-- BEGIN Listed entries --

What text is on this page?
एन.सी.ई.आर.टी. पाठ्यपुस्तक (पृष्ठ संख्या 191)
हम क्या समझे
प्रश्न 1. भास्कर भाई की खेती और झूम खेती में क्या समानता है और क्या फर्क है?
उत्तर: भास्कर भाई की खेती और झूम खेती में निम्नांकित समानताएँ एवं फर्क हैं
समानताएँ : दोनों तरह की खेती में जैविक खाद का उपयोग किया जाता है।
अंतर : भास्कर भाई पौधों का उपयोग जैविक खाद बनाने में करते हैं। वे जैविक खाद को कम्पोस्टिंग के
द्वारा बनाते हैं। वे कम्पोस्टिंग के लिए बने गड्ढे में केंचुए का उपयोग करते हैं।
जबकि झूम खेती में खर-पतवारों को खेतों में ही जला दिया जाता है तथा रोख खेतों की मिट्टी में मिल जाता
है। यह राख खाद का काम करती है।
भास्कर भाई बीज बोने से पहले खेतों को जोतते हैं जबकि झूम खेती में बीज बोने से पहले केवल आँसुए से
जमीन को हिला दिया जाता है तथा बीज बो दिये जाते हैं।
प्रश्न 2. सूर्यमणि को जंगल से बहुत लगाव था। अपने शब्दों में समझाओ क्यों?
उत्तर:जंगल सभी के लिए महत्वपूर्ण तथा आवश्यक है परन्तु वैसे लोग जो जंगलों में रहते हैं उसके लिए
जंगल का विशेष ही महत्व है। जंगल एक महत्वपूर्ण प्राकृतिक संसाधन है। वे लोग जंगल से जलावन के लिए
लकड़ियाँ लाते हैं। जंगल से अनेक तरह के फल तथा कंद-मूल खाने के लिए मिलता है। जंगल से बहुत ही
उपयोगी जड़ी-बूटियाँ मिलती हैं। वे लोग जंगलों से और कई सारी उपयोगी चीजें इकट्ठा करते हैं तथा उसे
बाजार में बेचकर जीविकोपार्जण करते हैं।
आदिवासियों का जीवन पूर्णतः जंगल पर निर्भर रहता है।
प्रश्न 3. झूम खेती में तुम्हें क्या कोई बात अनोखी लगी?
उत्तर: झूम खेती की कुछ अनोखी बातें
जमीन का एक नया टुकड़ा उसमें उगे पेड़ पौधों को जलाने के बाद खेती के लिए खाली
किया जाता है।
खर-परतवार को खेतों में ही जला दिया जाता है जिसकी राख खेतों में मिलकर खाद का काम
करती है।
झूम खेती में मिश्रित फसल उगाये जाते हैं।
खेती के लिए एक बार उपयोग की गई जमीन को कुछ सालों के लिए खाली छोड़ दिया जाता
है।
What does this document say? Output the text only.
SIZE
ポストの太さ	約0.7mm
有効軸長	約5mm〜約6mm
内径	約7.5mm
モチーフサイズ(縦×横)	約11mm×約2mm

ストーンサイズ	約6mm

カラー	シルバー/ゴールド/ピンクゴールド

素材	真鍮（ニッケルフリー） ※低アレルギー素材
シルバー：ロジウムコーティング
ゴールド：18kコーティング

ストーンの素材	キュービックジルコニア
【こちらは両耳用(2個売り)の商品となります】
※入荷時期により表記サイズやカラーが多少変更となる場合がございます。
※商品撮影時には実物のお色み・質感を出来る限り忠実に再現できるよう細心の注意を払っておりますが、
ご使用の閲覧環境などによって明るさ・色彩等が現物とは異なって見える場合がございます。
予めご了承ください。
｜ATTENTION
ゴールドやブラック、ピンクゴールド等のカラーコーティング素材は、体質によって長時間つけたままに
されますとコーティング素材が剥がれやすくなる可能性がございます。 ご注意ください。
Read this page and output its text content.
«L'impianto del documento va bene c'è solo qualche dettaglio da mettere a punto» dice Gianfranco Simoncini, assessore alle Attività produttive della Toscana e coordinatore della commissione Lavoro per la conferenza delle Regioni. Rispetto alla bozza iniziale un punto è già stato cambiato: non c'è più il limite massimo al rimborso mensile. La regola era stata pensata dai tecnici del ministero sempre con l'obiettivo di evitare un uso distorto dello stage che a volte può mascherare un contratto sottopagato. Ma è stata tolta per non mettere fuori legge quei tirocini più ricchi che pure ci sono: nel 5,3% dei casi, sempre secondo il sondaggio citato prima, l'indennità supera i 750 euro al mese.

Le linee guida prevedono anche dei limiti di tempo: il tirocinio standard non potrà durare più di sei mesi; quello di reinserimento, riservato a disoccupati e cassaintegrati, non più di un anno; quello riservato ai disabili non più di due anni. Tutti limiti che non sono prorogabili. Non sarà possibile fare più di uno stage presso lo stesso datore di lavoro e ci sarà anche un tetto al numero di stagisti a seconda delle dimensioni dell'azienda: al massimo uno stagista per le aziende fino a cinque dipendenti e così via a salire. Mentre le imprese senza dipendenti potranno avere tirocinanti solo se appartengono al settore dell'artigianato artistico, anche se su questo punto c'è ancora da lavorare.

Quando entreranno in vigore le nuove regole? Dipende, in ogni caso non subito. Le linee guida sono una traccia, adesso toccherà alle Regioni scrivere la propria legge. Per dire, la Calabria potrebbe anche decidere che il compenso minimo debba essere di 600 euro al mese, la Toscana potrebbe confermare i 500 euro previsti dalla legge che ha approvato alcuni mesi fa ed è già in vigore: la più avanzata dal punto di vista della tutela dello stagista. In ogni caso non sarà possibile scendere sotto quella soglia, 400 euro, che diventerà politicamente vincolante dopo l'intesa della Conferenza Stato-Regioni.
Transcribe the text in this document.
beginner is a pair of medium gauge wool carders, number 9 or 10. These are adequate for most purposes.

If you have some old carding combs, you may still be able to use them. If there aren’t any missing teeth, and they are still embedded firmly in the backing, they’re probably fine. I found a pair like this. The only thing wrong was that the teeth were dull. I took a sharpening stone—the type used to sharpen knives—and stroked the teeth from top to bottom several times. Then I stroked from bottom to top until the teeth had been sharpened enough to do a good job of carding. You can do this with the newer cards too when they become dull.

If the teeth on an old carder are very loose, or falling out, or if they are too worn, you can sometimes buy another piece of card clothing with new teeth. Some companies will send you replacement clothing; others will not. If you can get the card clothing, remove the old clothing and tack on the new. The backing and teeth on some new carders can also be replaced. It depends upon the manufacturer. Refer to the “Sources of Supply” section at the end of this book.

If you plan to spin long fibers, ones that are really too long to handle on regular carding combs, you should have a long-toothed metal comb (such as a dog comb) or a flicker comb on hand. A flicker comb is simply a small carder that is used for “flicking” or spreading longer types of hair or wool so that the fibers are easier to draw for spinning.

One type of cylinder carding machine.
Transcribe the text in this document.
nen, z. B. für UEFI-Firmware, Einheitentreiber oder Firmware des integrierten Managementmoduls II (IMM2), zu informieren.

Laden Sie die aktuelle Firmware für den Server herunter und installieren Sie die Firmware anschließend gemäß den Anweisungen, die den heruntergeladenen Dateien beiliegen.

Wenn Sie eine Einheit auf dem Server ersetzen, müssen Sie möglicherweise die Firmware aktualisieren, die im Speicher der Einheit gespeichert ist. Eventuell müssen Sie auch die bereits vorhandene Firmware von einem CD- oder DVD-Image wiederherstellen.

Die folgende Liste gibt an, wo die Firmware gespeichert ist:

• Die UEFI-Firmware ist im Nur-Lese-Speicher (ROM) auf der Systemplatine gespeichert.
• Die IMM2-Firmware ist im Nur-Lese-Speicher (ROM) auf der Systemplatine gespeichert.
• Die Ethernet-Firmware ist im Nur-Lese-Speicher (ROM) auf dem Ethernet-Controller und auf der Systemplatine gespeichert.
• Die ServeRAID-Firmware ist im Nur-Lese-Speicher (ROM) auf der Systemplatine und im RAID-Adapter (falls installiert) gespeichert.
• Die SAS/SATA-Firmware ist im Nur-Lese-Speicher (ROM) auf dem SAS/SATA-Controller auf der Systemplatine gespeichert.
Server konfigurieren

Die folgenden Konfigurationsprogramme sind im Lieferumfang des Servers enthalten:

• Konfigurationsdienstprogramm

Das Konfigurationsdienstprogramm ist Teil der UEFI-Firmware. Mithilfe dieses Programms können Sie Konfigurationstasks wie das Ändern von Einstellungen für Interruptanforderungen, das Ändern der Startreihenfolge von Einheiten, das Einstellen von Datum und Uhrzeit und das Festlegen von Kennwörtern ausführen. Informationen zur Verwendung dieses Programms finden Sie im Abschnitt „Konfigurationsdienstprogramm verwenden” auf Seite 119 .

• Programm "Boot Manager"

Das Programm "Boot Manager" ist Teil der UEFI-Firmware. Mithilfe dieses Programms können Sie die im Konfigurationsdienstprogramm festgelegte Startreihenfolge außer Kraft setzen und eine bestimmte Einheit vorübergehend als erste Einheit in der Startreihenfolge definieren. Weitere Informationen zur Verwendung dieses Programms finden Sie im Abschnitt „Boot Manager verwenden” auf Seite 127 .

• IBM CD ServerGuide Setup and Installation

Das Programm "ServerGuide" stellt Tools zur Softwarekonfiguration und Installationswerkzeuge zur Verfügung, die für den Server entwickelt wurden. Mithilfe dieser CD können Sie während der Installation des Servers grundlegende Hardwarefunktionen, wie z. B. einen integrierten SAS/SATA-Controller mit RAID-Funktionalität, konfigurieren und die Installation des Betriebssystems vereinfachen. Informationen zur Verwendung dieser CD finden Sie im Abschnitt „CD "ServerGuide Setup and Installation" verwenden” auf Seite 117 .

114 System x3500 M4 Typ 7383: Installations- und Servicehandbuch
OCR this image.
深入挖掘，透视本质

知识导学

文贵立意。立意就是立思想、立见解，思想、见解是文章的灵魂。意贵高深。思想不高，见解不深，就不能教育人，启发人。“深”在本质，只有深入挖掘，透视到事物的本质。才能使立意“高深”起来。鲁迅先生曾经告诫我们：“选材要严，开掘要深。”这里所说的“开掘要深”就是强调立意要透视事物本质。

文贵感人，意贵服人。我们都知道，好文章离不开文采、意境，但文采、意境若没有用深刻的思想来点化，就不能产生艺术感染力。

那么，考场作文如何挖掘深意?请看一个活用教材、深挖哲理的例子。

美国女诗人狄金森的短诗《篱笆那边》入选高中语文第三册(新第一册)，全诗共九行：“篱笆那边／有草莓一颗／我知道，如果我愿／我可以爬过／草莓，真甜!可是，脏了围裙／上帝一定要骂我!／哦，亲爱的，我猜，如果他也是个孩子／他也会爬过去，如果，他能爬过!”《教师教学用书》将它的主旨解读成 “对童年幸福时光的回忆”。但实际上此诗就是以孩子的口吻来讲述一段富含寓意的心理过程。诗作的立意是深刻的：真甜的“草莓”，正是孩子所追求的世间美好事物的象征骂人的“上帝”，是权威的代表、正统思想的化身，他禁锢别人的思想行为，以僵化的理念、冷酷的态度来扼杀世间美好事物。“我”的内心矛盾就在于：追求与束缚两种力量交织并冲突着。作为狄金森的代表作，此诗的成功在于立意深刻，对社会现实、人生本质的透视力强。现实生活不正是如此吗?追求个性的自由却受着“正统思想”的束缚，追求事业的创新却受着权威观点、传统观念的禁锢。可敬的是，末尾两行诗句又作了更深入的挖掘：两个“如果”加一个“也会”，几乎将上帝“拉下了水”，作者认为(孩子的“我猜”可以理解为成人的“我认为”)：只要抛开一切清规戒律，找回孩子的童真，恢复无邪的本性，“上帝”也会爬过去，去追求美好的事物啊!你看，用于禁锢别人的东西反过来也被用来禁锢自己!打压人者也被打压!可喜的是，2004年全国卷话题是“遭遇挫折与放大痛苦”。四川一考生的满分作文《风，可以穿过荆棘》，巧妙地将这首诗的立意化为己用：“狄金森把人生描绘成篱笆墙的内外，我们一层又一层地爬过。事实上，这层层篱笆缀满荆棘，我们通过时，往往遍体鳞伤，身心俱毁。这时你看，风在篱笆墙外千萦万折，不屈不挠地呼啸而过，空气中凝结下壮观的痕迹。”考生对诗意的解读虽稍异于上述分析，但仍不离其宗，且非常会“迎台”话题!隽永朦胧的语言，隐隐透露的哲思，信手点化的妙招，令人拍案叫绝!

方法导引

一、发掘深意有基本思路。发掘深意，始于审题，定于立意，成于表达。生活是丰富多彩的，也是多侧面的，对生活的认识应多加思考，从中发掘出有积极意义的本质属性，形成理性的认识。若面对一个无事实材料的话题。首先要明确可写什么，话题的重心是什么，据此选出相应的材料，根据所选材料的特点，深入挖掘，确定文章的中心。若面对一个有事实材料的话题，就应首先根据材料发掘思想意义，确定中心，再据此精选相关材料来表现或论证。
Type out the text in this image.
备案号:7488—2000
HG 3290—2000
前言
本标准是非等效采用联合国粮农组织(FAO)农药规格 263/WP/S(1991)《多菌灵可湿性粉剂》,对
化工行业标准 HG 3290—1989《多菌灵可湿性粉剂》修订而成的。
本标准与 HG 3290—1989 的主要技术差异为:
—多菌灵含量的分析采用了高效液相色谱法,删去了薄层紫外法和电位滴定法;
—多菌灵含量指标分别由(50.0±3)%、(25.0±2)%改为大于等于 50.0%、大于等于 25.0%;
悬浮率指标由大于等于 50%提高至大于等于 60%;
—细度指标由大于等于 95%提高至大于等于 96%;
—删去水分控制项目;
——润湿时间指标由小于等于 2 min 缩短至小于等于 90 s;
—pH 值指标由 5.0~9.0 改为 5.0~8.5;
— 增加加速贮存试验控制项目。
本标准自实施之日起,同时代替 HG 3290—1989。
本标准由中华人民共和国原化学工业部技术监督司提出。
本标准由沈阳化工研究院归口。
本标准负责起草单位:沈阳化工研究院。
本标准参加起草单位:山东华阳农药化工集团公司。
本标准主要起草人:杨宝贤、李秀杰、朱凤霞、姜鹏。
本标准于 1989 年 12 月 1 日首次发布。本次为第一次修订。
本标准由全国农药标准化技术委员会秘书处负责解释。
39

-- END Listed entries --

- Task description
Gather each line of the listing containing the word "What" and show it.

- Result of the exercise
What text is on this page?
What does this document say? Output the text only.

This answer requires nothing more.